*Problem details*
Work out the number of lines with "successfully" in them. Reply with that number and no other words.

----

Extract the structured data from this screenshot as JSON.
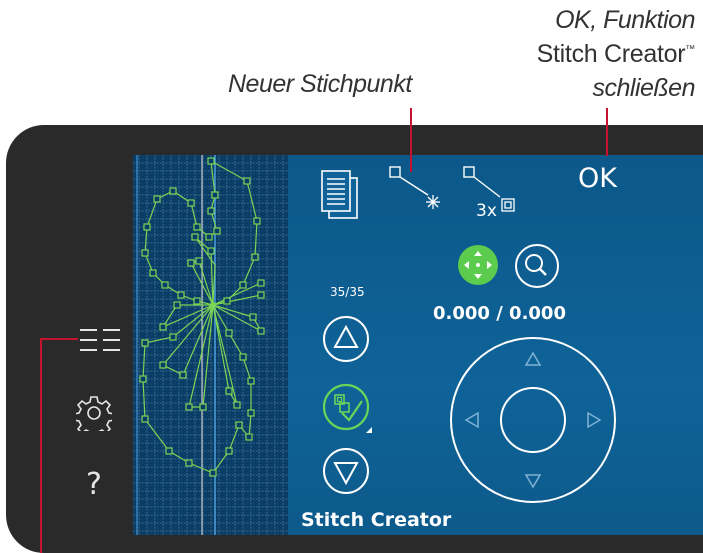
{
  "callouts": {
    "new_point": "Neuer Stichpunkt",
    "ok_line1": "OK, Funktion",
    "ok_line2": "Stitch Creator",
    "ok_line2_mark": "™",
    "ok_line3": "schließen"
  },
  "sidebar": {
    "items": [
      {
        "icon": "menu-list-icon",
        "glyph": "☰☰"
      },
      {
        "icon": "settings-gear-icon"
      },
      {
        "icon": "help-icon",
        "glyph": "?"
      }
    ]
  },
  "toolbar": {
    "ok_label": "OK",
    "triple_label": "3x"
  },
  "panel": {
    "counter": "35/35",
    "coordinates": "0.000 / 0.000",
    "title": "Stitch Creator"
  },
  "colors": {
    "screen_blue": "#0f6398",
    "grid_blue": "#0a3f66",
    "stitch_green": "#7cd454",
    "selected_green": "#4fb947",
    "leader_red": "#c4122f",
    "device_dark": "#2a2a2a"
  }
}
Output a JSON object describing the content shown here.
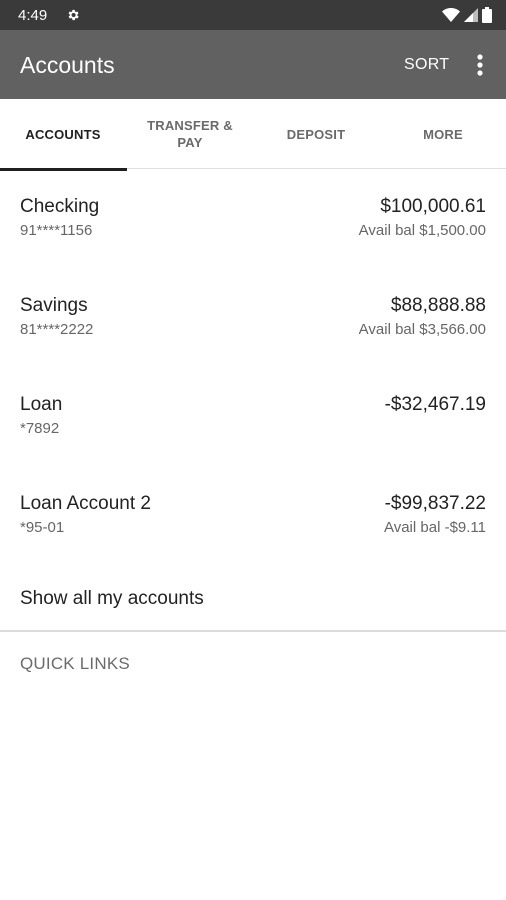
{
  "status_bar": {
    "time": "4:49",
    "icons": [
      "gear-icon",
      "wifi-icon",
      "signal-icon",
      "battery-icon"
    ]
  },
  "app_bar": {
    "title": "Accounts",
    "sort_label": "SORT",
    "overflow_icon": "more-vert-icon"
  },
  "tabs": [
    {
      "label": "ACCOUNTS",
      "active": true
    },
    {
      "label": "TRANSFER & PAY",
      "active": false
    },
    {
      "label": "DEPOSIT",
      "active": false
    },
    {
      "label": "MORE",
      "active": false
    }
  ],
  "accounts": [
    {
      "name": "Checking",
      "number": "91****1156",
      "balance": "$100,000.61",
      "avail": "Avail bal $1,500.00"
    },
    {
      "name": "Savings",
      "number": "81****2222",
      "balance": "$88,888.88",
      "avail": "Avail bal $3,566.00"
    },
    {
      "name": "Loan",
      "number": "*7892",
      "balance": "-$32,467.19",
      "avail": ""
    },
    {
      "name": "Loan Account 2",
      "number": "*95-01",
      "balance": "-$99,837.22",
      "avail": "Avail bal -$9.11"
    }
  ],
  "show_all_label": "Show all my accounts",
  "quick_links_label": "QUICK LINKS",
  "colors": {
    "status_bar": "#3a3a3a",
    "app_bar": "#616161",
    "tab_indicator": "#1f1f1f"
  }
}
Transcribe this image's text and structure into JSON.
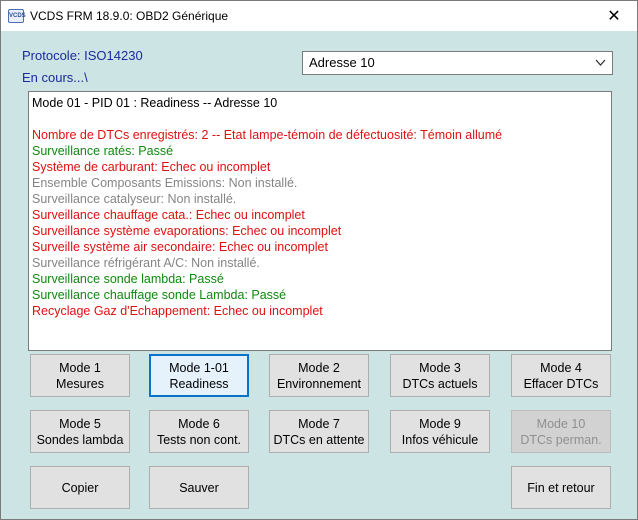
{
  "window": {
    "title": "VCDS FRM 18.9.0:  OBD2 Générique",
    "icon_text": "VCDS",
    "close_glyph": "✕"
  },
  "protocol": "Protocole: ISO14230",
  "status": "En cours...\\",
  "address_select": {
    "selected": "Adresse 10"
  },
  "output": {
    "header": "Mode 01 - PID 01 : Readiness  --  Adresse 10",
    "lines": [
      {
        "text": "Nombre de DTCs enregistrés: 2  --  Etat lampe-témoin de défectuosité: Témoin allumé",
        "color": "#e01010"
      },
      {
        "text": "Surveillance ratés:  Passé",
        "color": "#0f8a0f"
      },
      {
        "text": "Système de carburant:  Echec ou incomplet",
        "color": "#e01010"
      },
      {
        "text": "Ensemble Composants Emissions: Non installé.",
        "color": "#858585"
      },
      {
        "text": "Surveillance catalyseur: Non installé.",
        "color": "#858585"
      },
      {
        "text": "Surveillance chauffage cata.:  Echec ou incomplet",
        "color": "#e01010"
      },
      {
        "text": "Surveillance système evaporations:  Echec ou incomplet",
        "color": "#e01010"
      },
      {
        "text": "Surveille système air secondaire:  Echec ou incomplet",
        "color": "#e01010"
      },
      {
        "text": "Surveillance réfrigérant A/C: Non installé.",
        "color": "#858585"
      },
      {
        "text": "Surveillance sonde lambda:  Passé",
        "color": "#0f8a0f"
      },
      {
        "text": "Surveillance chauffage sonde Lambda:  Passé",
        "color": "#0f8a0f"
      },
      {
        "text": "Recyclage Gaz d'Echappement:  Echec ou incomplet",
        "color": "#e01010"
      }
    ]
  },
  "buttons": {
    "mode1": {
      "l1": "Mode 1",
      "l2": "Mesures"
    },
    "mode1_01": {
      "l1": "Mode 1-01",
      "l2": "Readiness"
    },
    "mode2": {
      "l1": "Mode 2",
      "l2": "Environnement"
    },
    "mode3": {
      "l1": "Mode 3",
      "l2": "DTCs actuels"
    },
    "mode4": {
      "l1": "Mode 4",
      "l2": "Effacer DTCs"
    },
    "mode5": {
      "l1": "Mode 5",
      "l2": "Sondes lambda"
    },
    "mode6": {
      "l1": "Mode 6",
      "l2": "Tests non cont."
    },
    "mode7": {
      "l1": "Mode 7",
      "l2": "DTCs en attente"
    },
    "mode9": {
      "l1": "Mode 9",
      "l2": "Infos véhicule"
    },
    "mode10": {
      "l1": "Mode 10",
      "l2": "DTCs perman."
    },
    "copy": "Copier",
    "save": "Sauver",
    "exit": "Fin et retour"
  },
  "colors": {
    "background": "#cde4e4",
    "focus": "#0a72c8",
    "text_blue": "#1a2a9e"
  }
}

----

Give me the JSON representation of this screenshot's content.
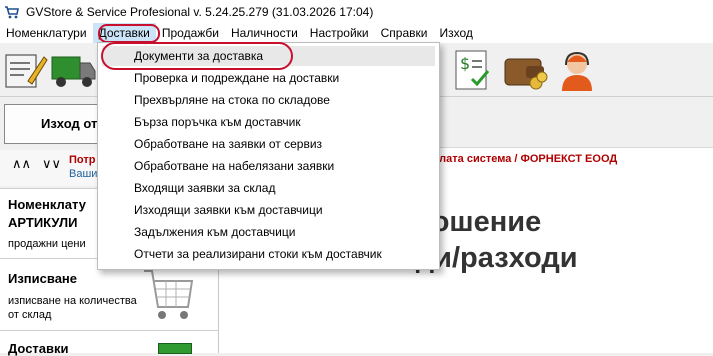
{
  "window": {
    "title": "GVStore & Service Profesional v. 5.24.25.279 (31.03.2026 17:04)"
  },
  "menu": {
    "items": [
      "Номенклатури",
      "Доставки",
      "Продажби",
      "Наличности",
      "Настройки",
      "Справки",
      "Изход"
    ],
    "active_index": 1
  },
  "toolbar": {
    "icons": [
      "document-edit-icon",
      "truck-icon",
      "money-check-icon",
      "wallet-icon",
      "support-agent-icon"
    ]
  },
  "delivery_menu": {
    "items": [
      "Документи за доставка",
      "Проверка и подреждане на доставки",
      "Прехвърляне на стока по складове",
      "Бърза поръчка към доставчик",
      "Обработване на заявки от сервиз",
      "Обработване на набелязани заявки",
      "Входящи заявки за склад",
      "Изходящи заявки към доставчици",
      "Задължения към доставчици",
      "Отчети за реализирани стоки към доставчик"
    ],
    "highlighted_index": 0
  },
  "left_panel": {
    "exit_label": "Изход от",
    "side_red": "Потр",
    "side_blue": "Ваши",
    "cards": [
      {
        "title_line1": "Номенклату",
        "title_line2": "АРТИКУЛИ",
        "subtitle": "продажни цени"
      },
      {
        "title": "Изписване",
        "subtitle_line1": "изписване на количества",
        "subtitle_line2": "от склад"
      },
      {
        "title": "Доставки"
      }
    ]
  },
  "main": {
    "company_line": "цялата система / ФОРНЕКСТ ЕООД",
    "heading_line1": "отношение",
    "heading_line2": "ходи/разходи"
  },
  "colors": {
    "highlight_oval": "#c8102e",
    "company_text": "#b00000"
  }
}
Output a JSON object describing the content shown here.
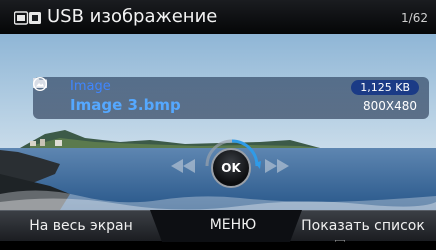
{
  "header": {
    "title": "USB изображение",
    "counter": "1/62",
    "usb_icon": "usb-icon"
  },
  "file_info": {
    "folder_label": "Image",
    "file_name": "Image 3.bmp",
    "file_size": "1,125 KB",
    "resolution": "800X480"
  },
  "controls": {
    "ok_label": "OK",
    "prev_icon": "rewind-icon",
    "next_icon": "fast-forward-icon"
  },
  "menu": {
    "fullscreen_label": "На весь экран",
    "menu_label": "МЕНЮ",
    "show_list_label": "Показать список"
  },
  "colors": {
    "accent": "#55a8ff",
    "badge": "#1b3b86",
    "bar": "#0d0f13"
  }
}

----

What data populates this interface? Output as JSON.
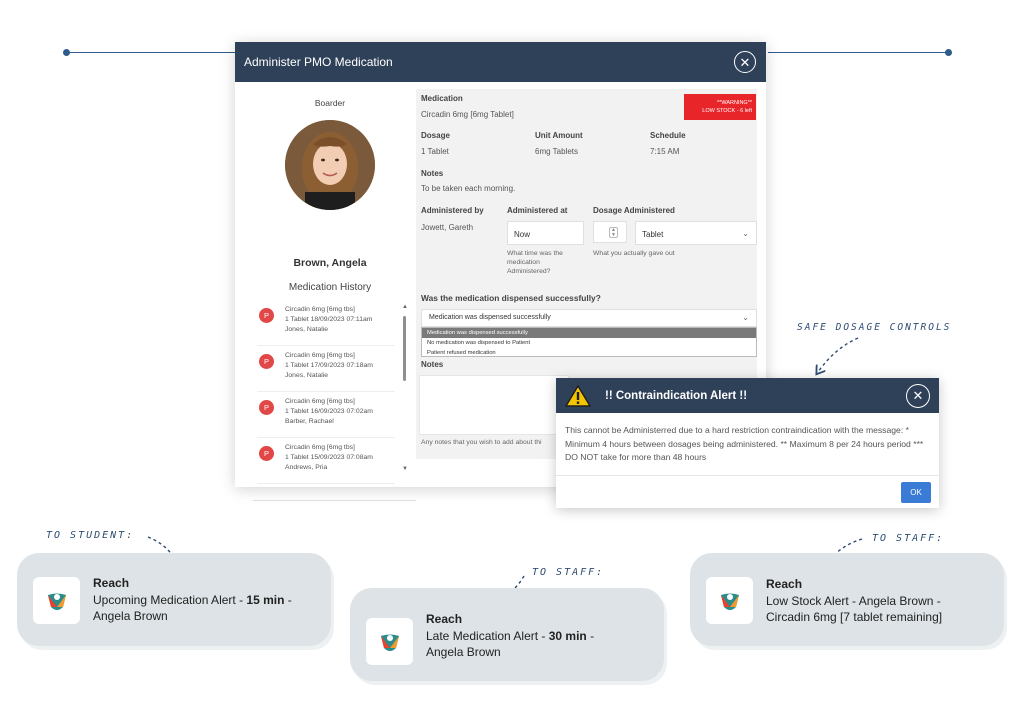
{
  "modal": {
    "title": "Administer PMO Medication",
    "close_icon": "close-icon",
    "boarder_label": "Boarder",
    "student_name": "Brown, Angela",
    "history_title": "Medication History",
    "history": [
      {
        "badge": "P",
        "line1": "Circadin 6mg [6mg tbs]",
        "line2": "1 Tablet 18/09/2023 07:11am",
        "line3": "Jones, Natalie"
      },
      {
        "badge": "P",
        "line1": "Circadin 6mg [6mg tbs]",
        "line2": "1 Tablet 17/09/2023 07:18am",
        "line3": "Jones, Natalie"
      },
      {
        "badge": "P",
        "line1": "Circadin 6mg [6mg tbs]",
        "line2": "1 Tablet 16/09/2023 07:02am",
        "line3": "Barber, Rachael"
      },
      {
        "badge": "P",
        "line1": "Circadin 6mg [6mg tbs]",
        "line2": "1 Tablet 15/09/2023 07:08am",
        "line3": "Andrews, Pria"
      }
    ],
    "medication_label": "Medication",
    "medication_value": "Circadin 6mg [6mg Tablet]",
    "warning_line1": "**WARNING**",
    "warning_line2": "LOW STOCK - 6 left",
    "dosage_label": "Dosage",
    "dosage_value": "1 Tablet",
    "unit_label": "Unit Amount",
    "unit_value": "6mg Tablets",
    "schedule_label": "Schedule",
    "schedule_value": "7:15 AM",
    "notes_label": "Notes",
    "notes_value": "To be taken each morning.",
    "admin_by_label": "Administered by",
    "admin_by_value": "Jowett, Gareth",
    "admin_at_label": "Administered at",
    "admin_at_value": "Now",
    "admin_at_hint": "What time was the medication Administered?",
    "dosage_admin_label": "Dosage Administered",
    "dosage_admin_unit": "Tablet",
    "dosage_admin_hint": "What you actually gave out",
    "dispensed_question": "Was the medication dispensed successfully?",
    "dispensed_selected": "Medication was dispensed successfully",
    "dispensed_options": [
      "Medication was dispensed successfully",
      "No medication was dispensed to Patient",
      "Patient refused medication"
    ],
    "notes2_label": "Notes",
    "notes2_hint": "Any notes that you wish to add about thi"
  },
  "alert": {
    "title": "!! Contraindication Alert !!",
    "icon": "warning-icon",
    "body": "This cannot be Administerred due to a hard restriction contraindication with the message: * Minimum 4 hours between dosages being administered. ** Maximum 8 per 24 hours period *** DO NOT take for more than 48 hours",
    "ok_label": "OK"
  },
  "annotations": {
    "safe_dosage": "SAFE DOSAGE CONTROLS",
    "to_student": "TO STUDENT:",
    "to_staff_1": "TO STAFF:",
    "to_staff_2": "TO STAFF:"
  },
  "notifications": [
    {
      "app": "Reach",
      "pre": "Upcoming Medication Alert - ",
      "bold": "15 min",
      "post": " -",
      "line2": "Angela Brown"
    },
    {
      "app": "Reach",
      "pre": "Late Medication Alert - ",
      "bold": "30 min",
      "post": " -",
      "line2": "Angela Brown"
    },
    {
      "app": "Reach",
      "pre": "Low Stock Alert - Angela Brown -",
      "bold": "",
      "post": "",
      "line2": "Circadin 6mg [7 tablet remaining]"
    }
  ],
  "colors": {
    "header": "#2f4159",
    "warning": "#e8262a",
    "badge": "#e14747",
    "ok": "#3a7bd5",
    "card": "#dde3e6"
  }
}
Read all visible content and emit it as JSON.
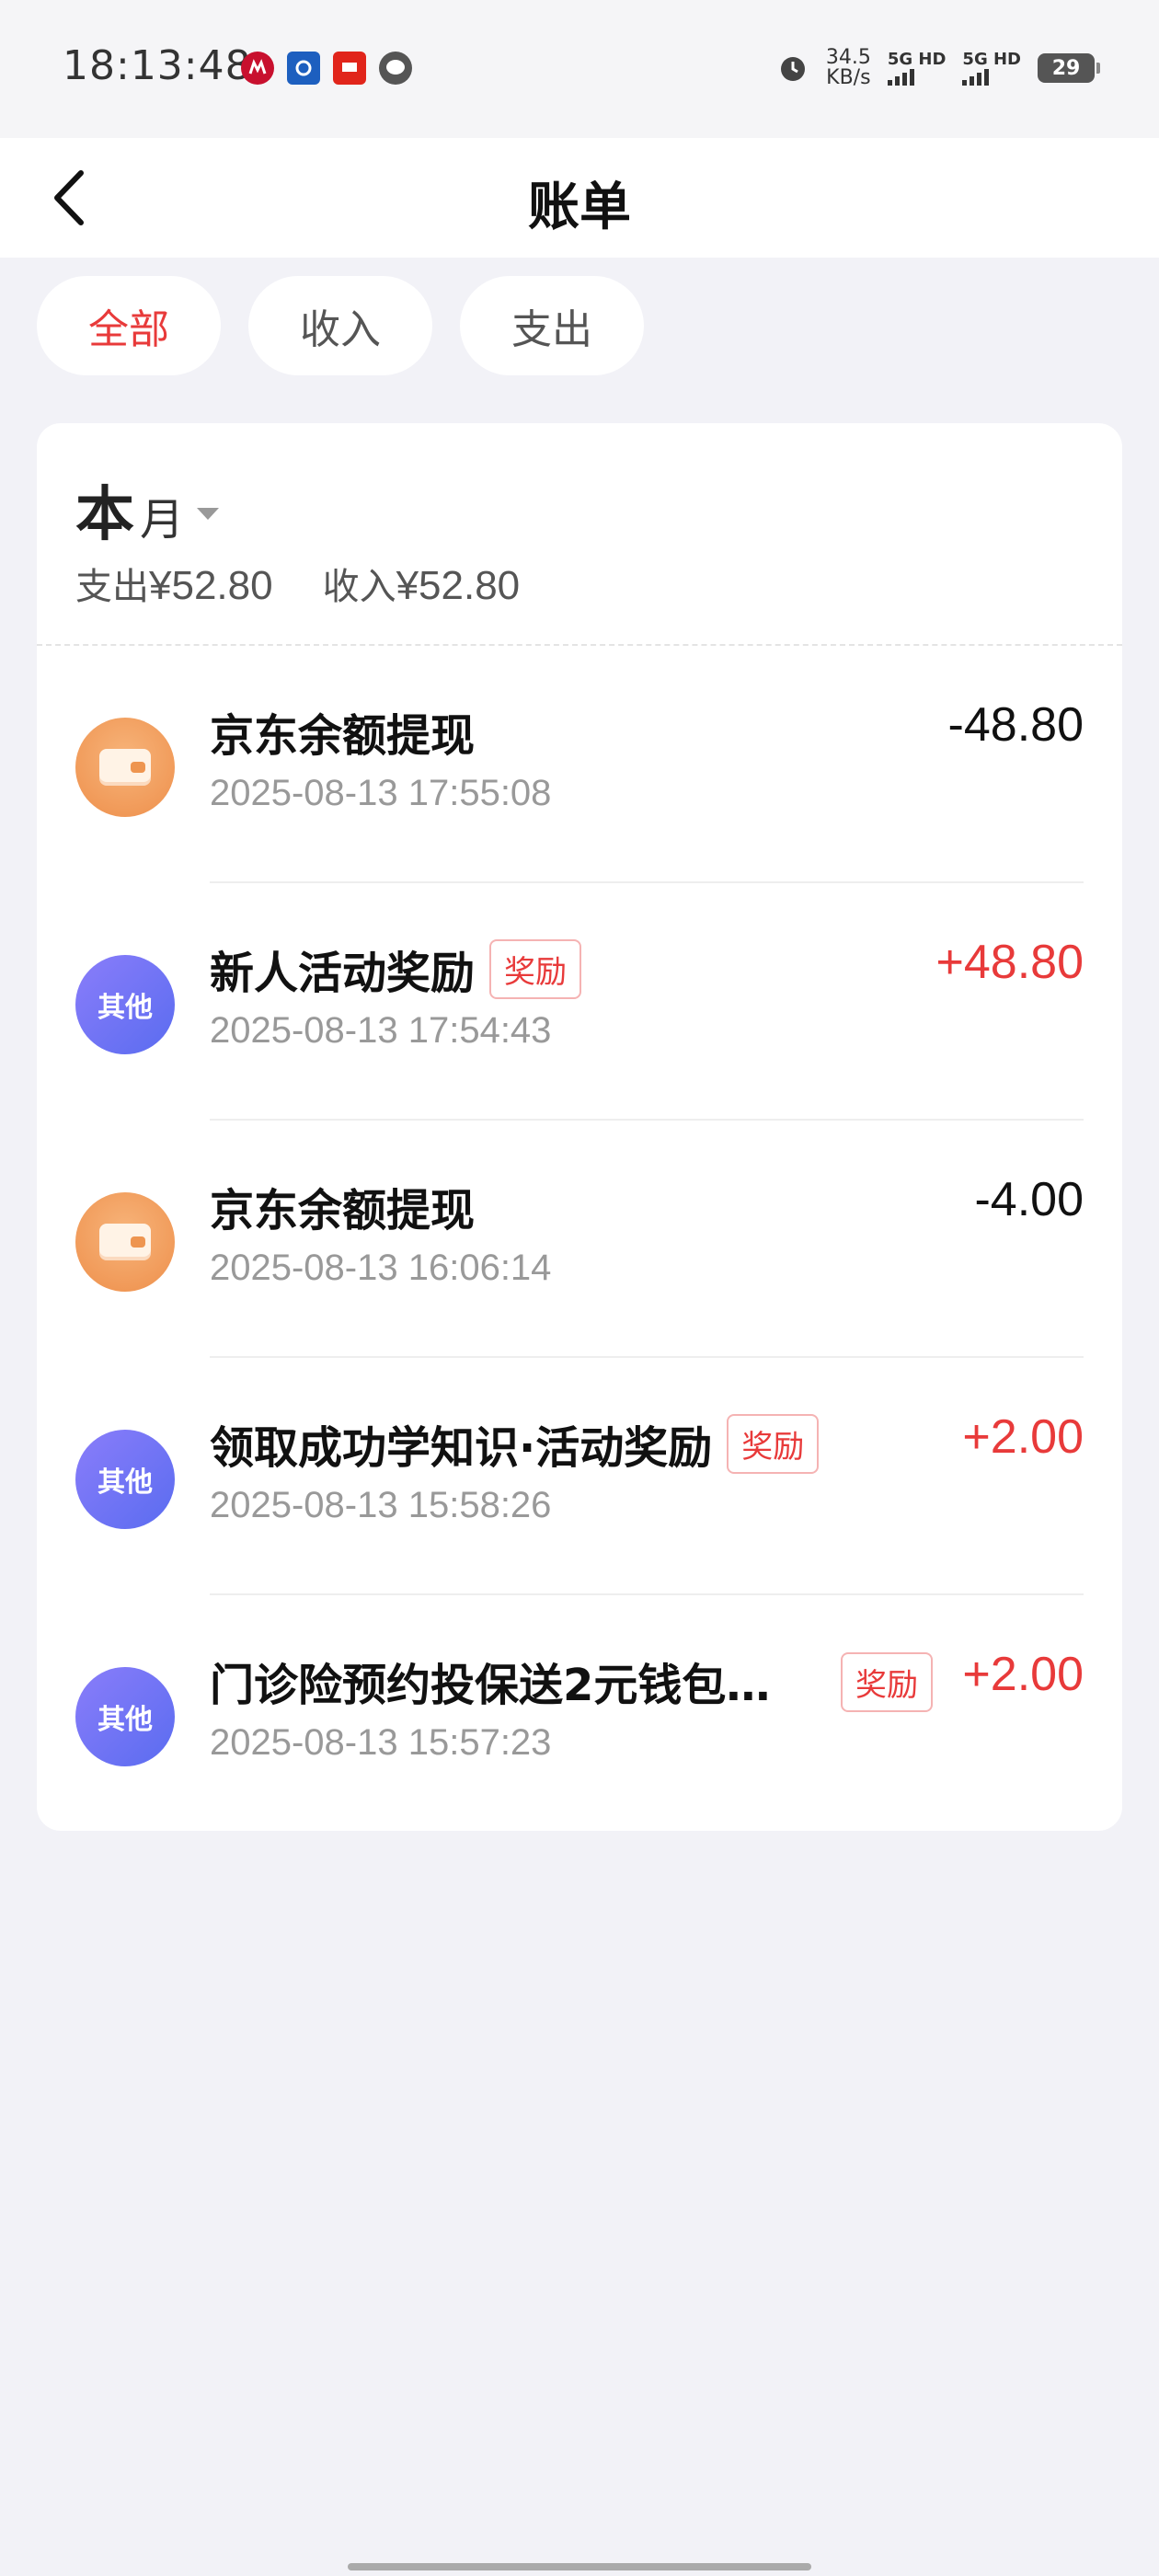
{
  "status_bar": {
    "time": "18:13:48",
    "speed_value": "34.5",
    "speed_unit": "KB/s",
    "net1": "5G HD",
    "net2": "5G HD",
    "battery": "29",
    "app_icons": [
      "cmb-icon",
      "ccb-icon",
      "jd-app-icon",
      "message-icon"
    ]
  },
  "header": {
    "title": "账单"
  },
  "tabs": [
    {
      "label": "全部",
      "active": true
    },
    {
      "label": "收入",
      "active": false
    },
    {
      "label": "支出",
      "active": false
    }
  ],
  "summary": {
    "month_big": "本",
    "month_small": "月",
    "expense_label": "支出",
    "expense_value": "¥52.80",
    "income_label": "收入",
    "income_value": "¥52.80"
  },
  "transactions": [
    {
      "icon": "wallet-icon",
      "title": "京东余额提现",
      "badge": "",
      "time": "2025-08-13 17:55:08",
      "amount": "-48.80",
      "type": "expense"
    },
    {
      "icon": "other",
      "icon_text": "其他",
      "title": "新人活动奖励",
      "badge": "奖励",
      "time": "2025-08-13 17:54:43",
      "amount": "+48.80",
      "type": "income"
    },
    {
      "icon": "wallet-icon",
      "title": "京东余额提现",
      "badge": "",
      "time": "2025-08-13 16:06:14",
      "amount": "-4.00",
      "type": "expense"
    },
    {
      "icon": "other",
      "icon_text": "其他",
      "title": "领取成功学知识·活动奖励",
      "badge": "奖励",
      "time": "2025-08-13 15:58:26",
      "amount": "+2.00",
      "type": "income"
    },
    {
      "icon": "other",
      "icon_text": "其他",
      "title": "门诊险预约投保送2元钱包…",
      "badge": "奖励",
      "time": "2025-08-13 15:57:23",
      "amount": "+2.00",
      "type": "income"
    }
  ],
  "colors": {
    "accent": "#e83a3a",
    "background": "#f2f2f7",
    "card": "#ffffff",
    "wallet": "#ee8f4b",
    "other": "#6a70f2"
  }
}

----

*Task output*
3